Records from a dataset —
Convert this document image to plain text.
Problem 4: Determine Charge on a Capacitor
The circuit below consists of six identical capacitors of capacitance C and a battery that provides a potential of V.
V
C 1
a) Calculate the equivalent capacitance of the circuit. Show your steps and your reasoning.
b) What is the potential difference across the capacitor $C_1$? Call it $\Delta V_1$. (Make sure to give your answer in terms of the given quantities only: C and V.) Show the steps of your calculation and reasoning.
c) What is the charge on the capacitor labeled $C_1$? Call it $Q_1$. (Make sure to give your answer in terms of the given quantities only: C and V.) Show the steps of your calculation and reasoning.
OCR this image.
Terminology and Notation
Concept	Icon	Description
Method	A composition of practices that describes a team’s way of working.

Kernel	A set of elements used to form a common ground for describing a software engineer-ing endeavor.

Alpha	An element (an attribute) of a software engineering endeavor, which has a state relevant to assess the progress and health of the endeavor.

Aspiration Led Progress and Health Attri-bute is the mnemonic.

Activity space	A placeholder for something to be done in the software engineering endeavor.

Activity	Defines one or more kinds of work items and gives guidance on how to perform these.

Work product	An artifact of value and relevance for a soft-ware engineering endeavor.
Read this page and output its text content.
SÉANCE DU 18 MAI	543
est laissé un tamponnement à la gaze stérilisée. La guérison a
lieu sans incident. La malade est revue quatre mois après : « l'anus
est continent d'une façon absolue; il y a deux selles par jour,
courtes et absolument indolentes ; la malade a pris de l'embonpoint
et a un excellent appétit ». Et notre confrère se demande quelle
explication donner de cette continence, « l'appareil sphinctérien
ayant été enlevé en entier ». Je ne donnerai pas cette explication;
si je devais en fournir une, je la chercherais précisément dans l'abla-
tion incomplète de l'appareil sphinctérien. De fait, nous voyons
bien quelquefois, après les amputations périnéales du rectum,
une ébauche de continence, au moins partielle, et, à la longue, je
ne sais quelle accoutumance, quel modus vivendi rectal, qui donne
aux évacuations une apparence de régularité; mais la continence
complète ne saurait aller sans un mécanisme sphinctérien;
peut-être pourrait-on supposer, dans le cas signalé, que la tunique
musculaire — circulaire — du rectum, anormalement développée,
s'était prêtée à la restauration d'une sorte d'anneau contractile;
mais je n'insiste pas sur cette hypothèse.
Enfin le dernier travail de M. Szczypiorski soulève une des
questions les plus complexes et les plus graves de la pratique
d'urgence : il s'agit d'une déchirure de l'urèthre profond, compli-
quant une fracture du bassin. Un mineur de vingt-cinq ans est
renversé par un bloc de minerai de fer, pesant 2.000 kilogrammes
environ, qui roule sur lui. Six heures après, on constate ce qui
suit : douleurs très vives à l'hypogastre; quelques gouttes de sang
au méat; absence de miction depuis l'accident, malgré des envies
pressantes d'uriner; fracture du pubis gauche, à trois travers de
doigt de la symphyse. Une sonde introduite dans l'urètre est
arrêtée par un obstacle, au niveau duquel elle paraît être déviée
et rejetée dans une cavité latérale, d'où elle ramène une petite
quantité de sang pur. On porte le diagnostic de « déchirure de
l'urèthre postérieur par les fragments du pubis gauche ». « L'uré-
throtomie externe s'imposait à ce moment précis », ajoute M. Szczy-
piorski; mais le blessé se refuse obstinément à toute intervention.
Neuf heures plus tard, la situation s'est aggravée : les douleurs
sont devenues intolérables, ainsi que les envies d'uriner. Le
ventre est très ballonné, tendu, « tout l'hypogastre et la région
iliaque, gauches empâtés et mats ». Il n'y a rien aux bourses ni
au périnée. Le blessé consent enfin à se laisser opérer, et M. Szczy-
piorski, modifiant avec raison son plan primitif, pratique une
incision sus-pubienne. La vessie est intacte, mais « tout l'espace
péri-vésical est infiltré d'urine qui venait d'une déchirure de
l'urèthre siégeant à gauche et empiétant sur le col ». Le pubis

Written instruction — Search the lines for "explication". Copy each line that has it.

Answer to this exercise —
explication donner de cette continence, « l'appareil sphinctérien
ayant été enlevé en entier ». Je ne donnerai pas cette explication;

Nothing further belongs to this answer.